— START OF Source data —
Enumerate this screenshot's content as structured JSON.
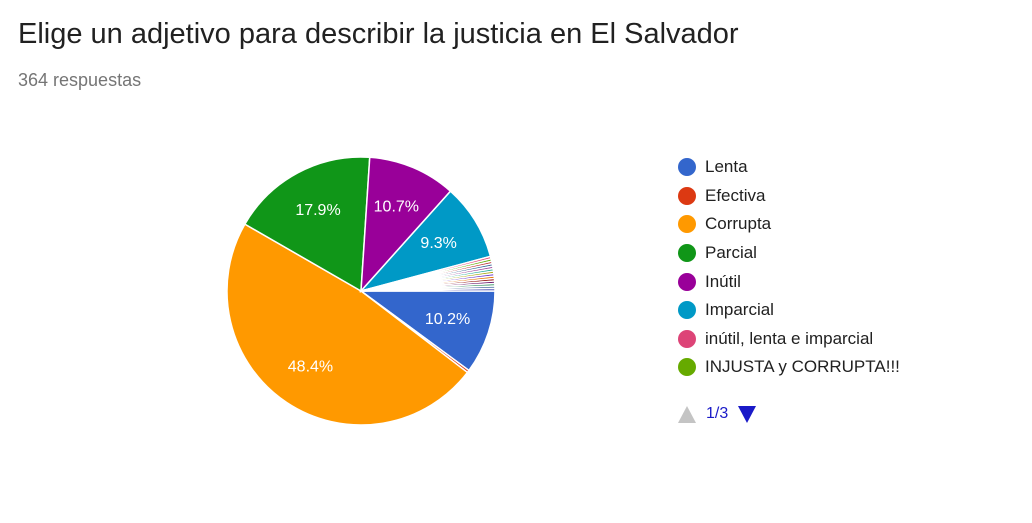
{
  "header": {
    "title": "Elige un adjetivo para describir la justicia en El Salvador",
    "subtitle": "364 respuestas"
  },
  "chart_data": {
    "type": "pie",
    "title": "Elige un adjetivo para describir la justicia en El Salvador",
    "total_label": "364 respuestas",
    "slices": [
      {
        "name": "Lenta",
        "value": 10.2,
        "label": "10.2%",
        "color": "#3366cc"
      },
      {
        "name": "Efectiva",
        "value": 0.3,
        "label": "",
        "color": "#dc3912"
      },
      {
        "name": "Corrupta",
        "value": 48.4,
        "label": "48.4%",
        "color": "#ff9900"
      },
      {
        "name": "Parcial",
        "value": 17.9,
        "label": "17.9%",
        "color": "#109618"
      },
      {
        "name": "Inútil",
        "value": 10.7,
        "label": "10.7%",
        "color": "#990099"
      },
      {
        "name": "Imparcial",
        "value": 9.3,
        "label": "9.3%",
        "color": "#0099c6"
      },
      {
        "name": "inútil, lenta e imparcial",
        "value": 0.3,
        "label": "",
        "color": "#dd4477"
      },
      {
        "name": "INJUSTA y CORRUPTA!!!",
        "value": 0.3,
        "label": "",
        "color": "#66aa00"
      },
      {
        "name": "",
        "value": 0.3,
        "label": "",
        "color": "#b82e2e"
      },
      {
        "name": "",
        "value": 0.3,
        "label": "",
        "color": "#316395"
      },
      {
        "name": "",
        "value": 0.3,
        "label": "",
        "color": "#994499"
      },
      {
        "name": "",
        "value": 0.3,
        "label": "",
        "color": "#22aa99"
      },
      {
        "name": "",
        "value": 0.3,
        "label": "",
        "color": "#aaaa11"
      },
      {
        "name": "",
        "value": 0.3,
        "label": "",
        "color": "#6633cc"
      },
      {
        "name": "",
        "value": 0.3,
        "label": "",
        "color": "#e67300"
      },
      {
        "name": "",
        "value": 0.3,
        "label": "",
        "color": "#8b0707"
      },
      {
        "name": "",
        "value": 0.3,
        "label": "",
        "color": "#651067"
      },
      {
        "name": "",
        "value": 0.3,
        "label": "",
        "color": "#329262"
      },
      {
        "name": "",
        "value": 0.3,
        "label": "",
        "color": "#5574a6"
      },
      {
        "name": "",
        "value": 0.3,
        "label": "",
        "color": "#3b3eac"
      }
    ],
    "legend_position": "right"
  },
  "legend": {
    "items": [
      {
        "label": "Lenta",
        "color": "#3366cc"
      },
      {
        "label": "Efectiva",
        "color": "#dc3912"
      },
      {
        "label": "Corrupta",
        "color": "#ff9900"
      },
      {
        "label": "Parcial",
        "color": "#109618"
      },
      {
        "label": "Inútil",
        "color": "#990099"
      },
      {
        "label": "Imparcial",
        "color": "#0099c6"
      },
      {
        "label": "inútil, lenta e imparcial",
        "color": "#dd4477"
      },
      {
        "label": "INJUSTA y CORRUPTA!!!",
        "color": "#66aa00"
      }
    ]
  },
  "pager": {
    "page_label": "1/3",
    "prev_icon": "triangle-up-icon",
    "next_icon": "triangle-down-icon",
    "prev_color": "#c4c4c4",
    "next_color": "#1a1ac8"
  }
}
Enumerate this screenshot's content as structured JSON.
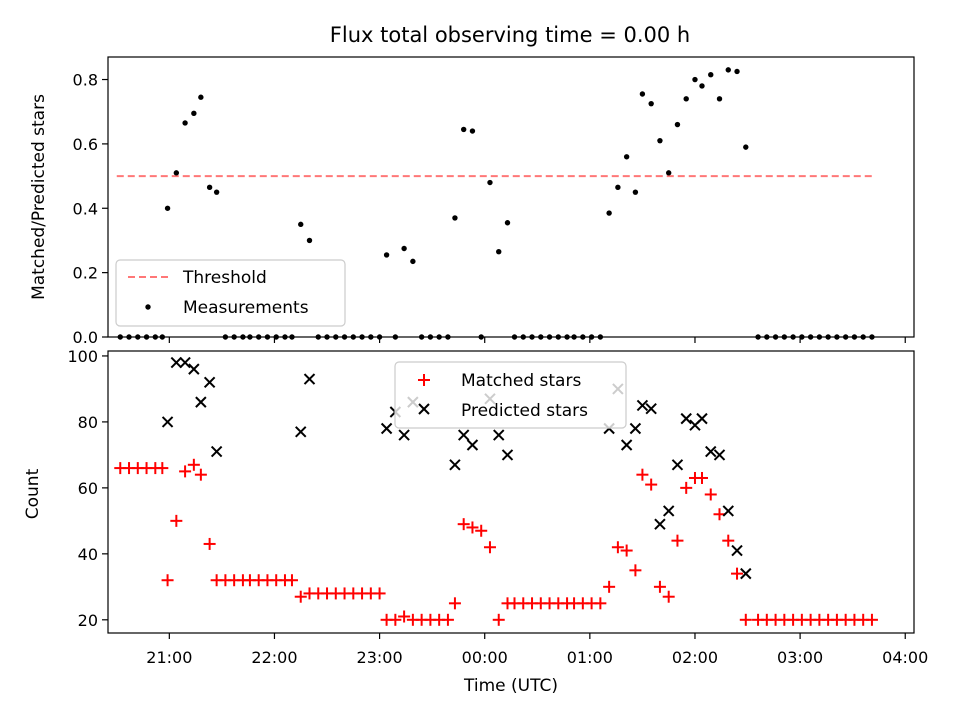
{
  "chart_data": [
    {
      "type": "scatter",
      "title": "Flux total observing time = 0.00 h",
      "xlabel": "",
      "ylabel": "Matched/Predicted stars",
      "xlim": [
        "20:25",
        "04:05"
      ],
      "ylim": [
        0,
        0.87
      ],
      "yticks": [
        "0.0",
        "0.2",
        "0.4",
        "0.6",
        "0.8"
      ],
      "grid": false,
      "legend_position": "lower-left",
      "threshold": {
        "name": "Threshold",
        "value": 0.5,
        "x_start": "20:30",
        "x_end": "03:43",
        "color": "#ff7777"
      },
      "series": [
        {
          "name": "Measurements",
          "color": "#000000",
          "points": [
            [
              "20:32",
              0
            ],
            [
              "20:37",
              0
            ],
            [
              "20:42",
              0
            ],
            [
              "20:47",
              0
            ],
            [
              "20:52",
              0
            ],
            [
              "20:56",
              0
            ],
            [
              "20:59",
              0.4
            ],
            [
              "21:04",
              0.51
            ],
            [
              "21:09",
              0.665
            ],
            [
              "21:14",
              0.695
            ],
            [
              "21:18",
              0.745
            ],
            [
              "21:23",
              0.465
            ],
            [
              "21:27",
              0.45
            ],
            [
              "21:32",
              0
            ],
            [
              "21:37",
              0
            ],
            [
              "21:42",
              0
            ],
            [
              "21:46",
              0
            ],
            [
              "21:51",
              0
            ],
            [
              "21:56",
              0
            ],
            [
              "22:01",
              0
            ],
            [
              "22:06",
              0
            ],
            [
              "22:10",
              0
            ],
            [
              "22:15",
              0.35
            ],
            [
              "22:20",
              0.3
            ],
            [
              "22:25",
              0
            ],
            [
              "22:30",
              0
            ],
            [
              "22:35",
              0
            ],
            [
              "22:40",
              0
            ],
            [
              "22:45",
              0
            ],
            [
              "22:50",
              0
            ],
            [
              "22:55",
              0
            ],
            [
              "23:00",
              0
            ],
            [
              "23:04",
              0.255
            ],
            [
              "23:09",
              0
            ],
            [
              "23:14",
              0.275
            ],
            [
              "23:19",
              0.235
            ],
            [
              "23:24",
              0
            ],
            [
              "23:29",
              0
            ],
            [
              "23:34",
              0
            ],
            [
              "23:39",
              0
            ],
            [
              "23:43",
              0.37
            ],
            [
              "23:48",
              0.645
            ],
            [
              "23:53",
              0.64
            ],
            [
              "23:58",
              0
            ],
            [
              "00:03",
              0.48
            ],
            [
              "00:08",
              0.265
            ],
            [
              "00:13",
              0.355
            ],
            [
              "00:17",
              0
            ],
            [
              "00:22",
              0
            ],
            [
              "00:27",
              0
            ],
            [
              "00:32",
              0
            ],
            [
              "00:37",
              0
            ],
            [
              "00:42",
              0
            ],
            [
              "00:47",
              0
            ],
            [
              "00:51",
              0
            ],
            [
              "00:56",
              0
            ],
            [
              "01:01",
              0
            ],
            [
              "01:06",
              0
            ],
            [
              "01:11",
              0.385
            ],
            [
              "01:16",
              0.465
            ],
            [
              "01:21",
              0.56
            ],
            [
              "01:26",
              0.45
            ],
            [
              "01:30",
              0.755
            ],
            [
              "01:35",
              0.725
            ],
            [
              "01:40",
              0.61
            ],
            [
              "01:45",
              0.51
            ],
            [
              "01:50",
              0.66
            ],
            [
              "01:55",
              0.74
            ],
            [
              "02:00",
              0.8
            ],
            [
              "02:04",
              0.78
            ],
            [
              "02:09",
              0.815
            ],
            [
              "02:14",
              0.74
            ],
            [
              "02:19",
              0.83
            ],
            [
              "02:24",
              0.825
            ],
            [
              "02:29",
              0.59
            ],
            [
              "02:36",
              0
            ],
            [
              "02:41",
              0
            ],
            [
              "02:46",
              0
            ],
            [
              "02:51",
              0
            ],
            [
              "02:56",
              0
            ],
            [
              "03:01",
              0
            ],
            [
              "03:06",
              0
            ],
            [
              "03:11",
              0
            ],
            [
              "03:16",
              0
            ],
            [
              "03:21",
              0
            ],
            [
              "03:26",
              0
            ],
            [
              "03:31",
              0
            ],
            [
              "03:36",
              0
            ],
            [
              "03:41",
              0
            ]
          ]
        }
      ]
    },
    {
      "type": "scatter",
      "title": "",
      "xlabel": "Time (UTC)",
      "ylabel": "Count",
      "xlim": [
        "20:25",
        "04:05"
      ],
      "ylim": [
        16,
        101.5
      ],
      "xticks": [
        "21:00",
        "22:00",
        "23:00",
        "00:00",
        "01:00",
        "02:00",
        "03:00",
        "04:00"
      ],
      "yticks": [
        "20",
        "40",
        "60",
        "80",
        "100"
      ],
      "grid": false,
      "legend_position": "upper-center",
      "series": [
        {
          "name": "Matched stars",
          "marker": "+",
          "color": "#ff0000",
          "points": [
            [
              "20:32",
              66
            ],
            [
              "20:37",
              66
            ],
            [
              "20:42",
              66
            ],
            [
              "20:47",
              66
            ],
            [
              "20:52",
              66
            ],
            [
              "20:56",
              66
            ],
            [
              "20:59",
              32
            ],
            [
              "21:04",
              50
            ],
            [
              "21:09",
              65
            ],
            [
              "21:14",
              67
            ],
            [
              "21:18",
              64
            ],
            [
              "21:23",
              43
            ],
            [
              "21:27",
              32
            ],
            [
              "21:32",
              32
            ],
            [
              "21:37",
              32
            ],
            [
              "21:42",
              32
            ],
            [
              "21:46",
              32
            ],
            [
              "21:51",
              32
            ],
            [
              "21:56",
              32
            ],
            [
              "22:01",
              32
            ],
            [
              "22:06",
              32
            ],
            [
              "22:10",
              32
            ],
            [
              "22:15",
              27
            ],
            [
              "22:20",
              28
            ],
            [
              "22:25",
              28
            ],
            [
              "22:30",
              28
            ],
            [
              "22:35",
              28
            ],
            [
              "22:40",
              28
            ],
            [
              "22:45",
              28
            ],
            [
              "22:50",
              28
            ],
            [
              "22:55",
              28
            ],
            [
              "23:00",
              28
            ],
            [
              "23:04",
              20
            ],
            [
              "23:09",
              20
            ],
            [
              "23:14",
              21
            ],
            [
              "23:19",
              20
            ],
            [
              "23:24",
              20
            ],
            [
              "23:29",
              20
            ],
            [
              "23:34",
              20
            ],
            [
              "23:39",
              20
            ],
            [
              "23:43",
              25
            ],
            [
              "23:48",
              49
            ],
            [
              "23:53",
              48
            ],
            [
              "23:58",
              47
            ],
            [
              "00:03",
              42
            ],
            [
              "00:08",
              20
            ],
            [
              "00:13",
              25
            ],
            [
              "00:17",
              25
            ],
            [
              "00:22",
              25
            ],
            [
              "00:27",
              25
            ],
            [
              "00:32",
              25
            ],
            [
              "00:37",
              25
            ],
            [
              "00:42",
              25
            ],
            [
              "00:47",
              25
            ],
            [
              "00:51",
              25
            ],
            [
              "00:56",
              25
            ],
            [
              "01:01",
              25
            ],
            [
              "01:06",
              25
            ],
            [
              "01:11",
              30
            ],
            [
              "01:16",
              42
            ],
            [
              "01:21",
              41
            ],
            [
              "01:26",
              35
            ],
            [
              "01:30",
              64
            ],
            [
              "01:35",
              61
            ],
            [
              "01:40",
              30
            ],
            [
              "01:45",
              27
            ],
            [
              "01:50",
              44
            ],
            [
              "01:55",
              60
            ],
            [
              "02:00",
              63
            ],
            [
              "02:04",
              63
            ],
            [
              "02:09",
              58
            ],
            [
              "02:14",
              52
            ],
            [
              "02:19",
              44
            ],
            [
              "02:24",
              34
            ],
            [
              "02:29",
              20
            ],
            [
              "02:36",
              20
            ],
            [
              "02:41",
              20
            ],
            [
              "02:46",
              20
            ],
            [
              "02:51",
              20
            ],
            [
              "02:56",
              20
            ],
            [
              "03:01",
              20
            ],
            [
              "03:06",
              20
            ],
            [
              "03:11",
              20
            ],
            [
              "03:16",
              20
            ],
            [
              "03:21",
              20
            ],
            [
              "03:26",
              20
            ],
            [
              "03:31",
              20
            ],
            [
              "03:36",
              20
            ],
            [
              "03:41",
              20
            ]
          ]
        },
        {
          "name": "Predicted stars",
          "marker": "x",
          "color": "#000000",
          "points": [
            [
              "20:59",
              80
            ],
            [
              "21:04",
              98
            ],
            [
              "21:09",
              98
            ],
            [
              "21:14",
              96
            ],
            [
              "21:18",
              86
            ],
            [
              "21:23",
              92
            ],
            [
              "21:27",
              71
            ],
            [
              "22:15",
              77
            ],
            [
              "22:20",
              93
            ],
            [
              "23:04",
              78
            ],
            [
              "23:09",
              83
            ],
            [
              "23:14",
              76
            ],
            [
              "23:19",
              86
            ],
            [
              "23:43",
              67
            ],
            [
              "23:48",
              76
            ],
            [
              "23:53",
              73
            ],
            [
              "00:03",
              87
            ],
            [
              "00:08",
              76
            ],
            [
              "00:13",
              70
            ],
            [
              "01:11",
              78
            ],
            [
              "01:16",
              90
            ],
            [
              "01:21",
              73
            ],
            [
              "01:26",
              78
            ],
            [
              "01:30",
              85
            ],
            [
              "01:35",
              84
            ],
            [
              "01:40",
              49
            ],
            [
              "01:45",
              53
            ],
            [
              "01:50",
              67
            ],
            [
              "01:55",
              81
            ],
            [
              "02:00",
              79
            ],
            [
              "02:04",
              81
            ],
            [
              "02:09",
              71
            ],
            [
              "02:14",
              70
            ],
            [
              "02:19",
              53
            ],
            [
              "02:24",
              41
            ],
            [
              "02:29",
              34
            ]
          ]
        }
      ]
    }
  ]
}
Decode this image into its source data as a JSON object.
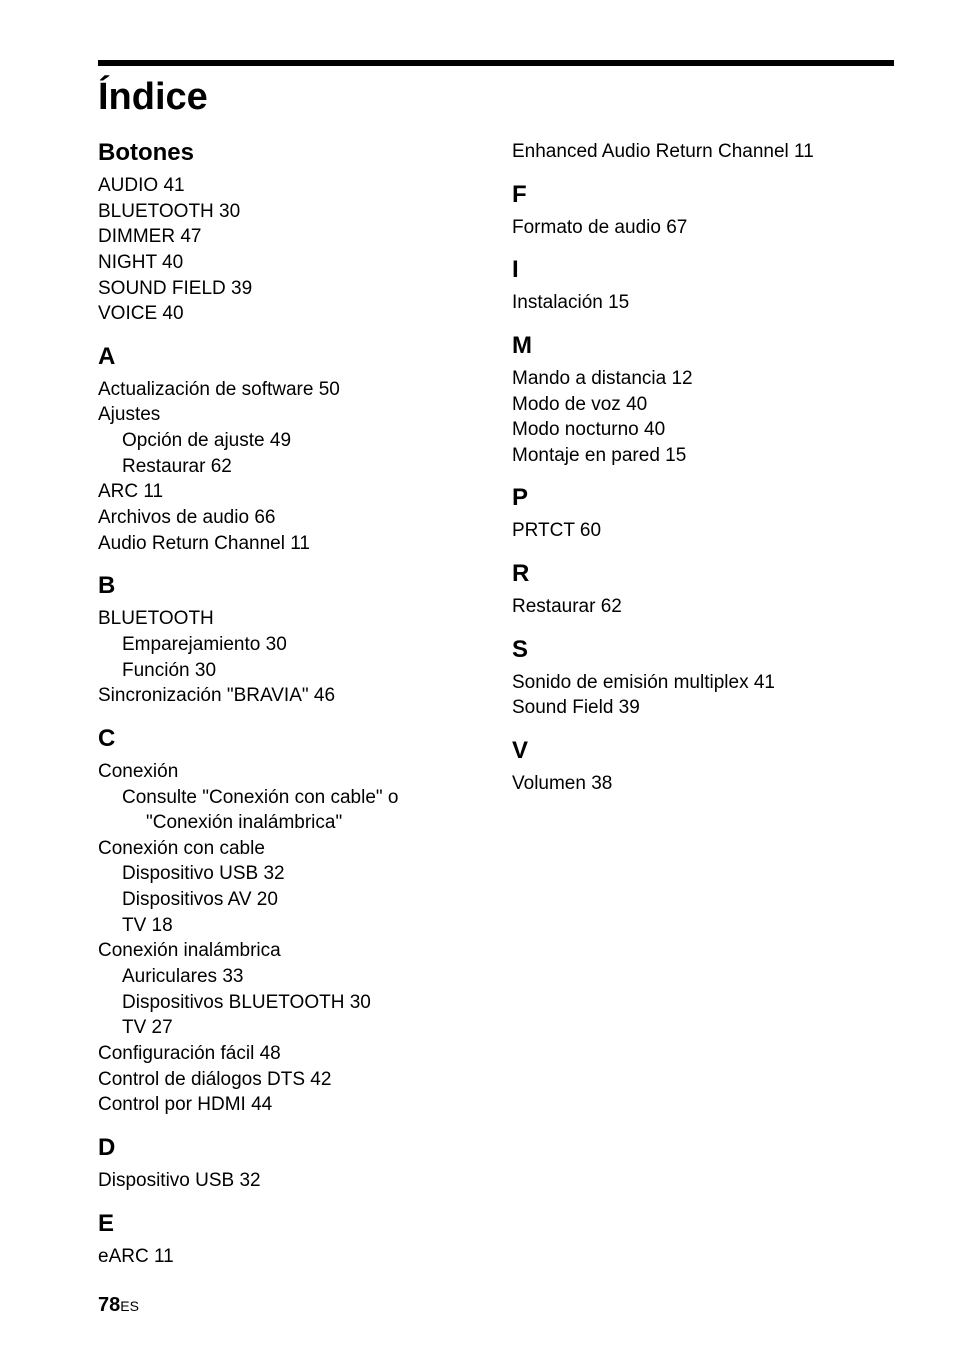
{
  "title": "Índice",
  "page_number": "78",
  "lang_code": "ES",
  "colors": {
    "text": "#000000",
    "bg": "#ffffff",
    "rule": "#000000"
  },
  "typography": {
    "title_fontsize_pt": 28,
    "section_head_fontsize_pt": 18,
    "body_fontsize_pt": 14,
    "footer_page_fontsize_pt": 15,
    "footer_lang_fontsize_pt": 10,
    "font_family": "Arial"
  },
  "left": [
    {
      "type": "head",
      "text": "Botones"
    },
    {
      "type": "entry",
      "text": "AUDIO 41"
    },
    {
      "type": "entry",
      "text": "BLUETOOTH 30"
    },
    {
      "type": "entry",
      "text": "DIMMER 47"
    },
    {
      "type": "entry",
      "text": "NIGHT 40"
    },
    {
      "type": "entry",
      "text": "SOUND FIELD 39"
    },
    {
      "type": "entry",
      "text": "VOICE 40"
    },
    {
      "type": "head",
      "text": "A"
    },
    {
      "type": "entry",
      "text": "Actualización de software 50"
    },
    {
      "type": "entry",
      "text": "Ajustes"
    },
    {
      "type": "sub",
      "text": "Opción de ajuste 49"
    },
    {
      "type": "sub",
      "text": "Restaurar 62"
    },
    {
      "type": "entry",
      "text": "ARC 11"
    },
    {
      "type": "entry",
      "text": "Archivos de audio 66"
    },
    {
      "type": "entry",
      "text": "Audio Return Channel 11"
    },
    {
      "type": "head",
      "text": "B"
    },
    {
      "type": "entry",
      "text": "BLUETOOTH"
    },
    {
      "type": "sub",
      "text": "Emparejamiento 30"
    },
    {
      "type": "sub",
      "text": "Función 30"
    },
    {
      "type": "entry",
      "text": "Sincronización \"BRAVIA\" 46"
    },
    {
      "type": "head",
      "text": "C"
    },
    {
      "type": "entry",
      "text": "Conexión"
    },
    {
      "type": "hang",
      "text": "Consulte \"Conexión con cable\" o \"Conexión inalámbrica\""
    },
    {
      "type": "entry",
      "text": "Conexión con cable"
    },
    {
      "type": "sub",
      "text": "Dispositivo USB 32"
    },
    {
      "type": "sub",
      "text": "Dispositivos AV 20"
    },
    {
      "type": "sub",
      "text": "TV 18"
    },
    {
      "type": "entry",
      "text": "Conexión inalámbrica"
    },
    {
      "type": "sub",
      "text": "Auriculares 33"
    },
    {
      "type": "sub",
      "text": "Dispositivos BLUETOOTH 30"
    },
    {
      "type": "sub",
      "text": "TV 27"
    },
    {
      "type": "entry",
      "text": "Configuración fácil 48"
    },
    {
      "type": "entry",
      "text": "Control de diálogos DTS 42"
    },
    {
      "type": "entry",
      "text": "Control por HDMI 44"
    },
    {
      "type": "head",
      "text": "D"
    },
    {
      "type": "entry",
      "text": "Dispositivo USB 32"
    },
    {
      "type": "head",
      "text": "E"
    },
    {
      "type": "entry",
      "text": "eARC 11"
    }
  ],
  "right": [
    {
      "type": "entry",
      "text": "Enhanced Audio Return Channel 11"
    },
    {
      "type": "head",
      "text": "F"
    },
    {
      "type": "entry",
      "text": "Formato de audio 67"
    },
    {
      "type": "head",
      "text": "I"
    },
    {
      "type": "entry",
      "text": "Instalación 15"
    },
    {
      "type": "head",
      "text": "M"
    },
    {
      "type": "entry",
      "text": "Mando a distancia 12"
    },
    {
      "type": "entry",
      "text": "Modo de voz 40"
    },
    {
      "type": "entry",
      "text": "Modo nocturno 40"
    },
    {
      "type": "entry",
      "text": "Montaje en pared 15"
    },
    {
      "type": "head",
      "text": "P"
    },
    {
      "type": "entry",
      "text": "PRTCT 60"
    },
    {
      "type": "head",
      "text": "R"
    },
    {
      "type": "entry",
      "text": "Restaurar 62"
    },
    {
      "type": "head",
      "text": "S"
    },
    {
      "type": "entry",
      "text": "Sonido de emisión multiplex 41"
    },
    {
      "type": "entry",
      "text": "Sound Field 39"
    },
    {
      "type": "head",
      "text": "V"
    },
    {
      "type": "entry",
      "text": "Volumen 38"
    }
  ]
}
— END OF Source data —
**Directive:** Work out how many lines of the material above contain the word "Conexión", then give only that figure.

**Correct answer:** 4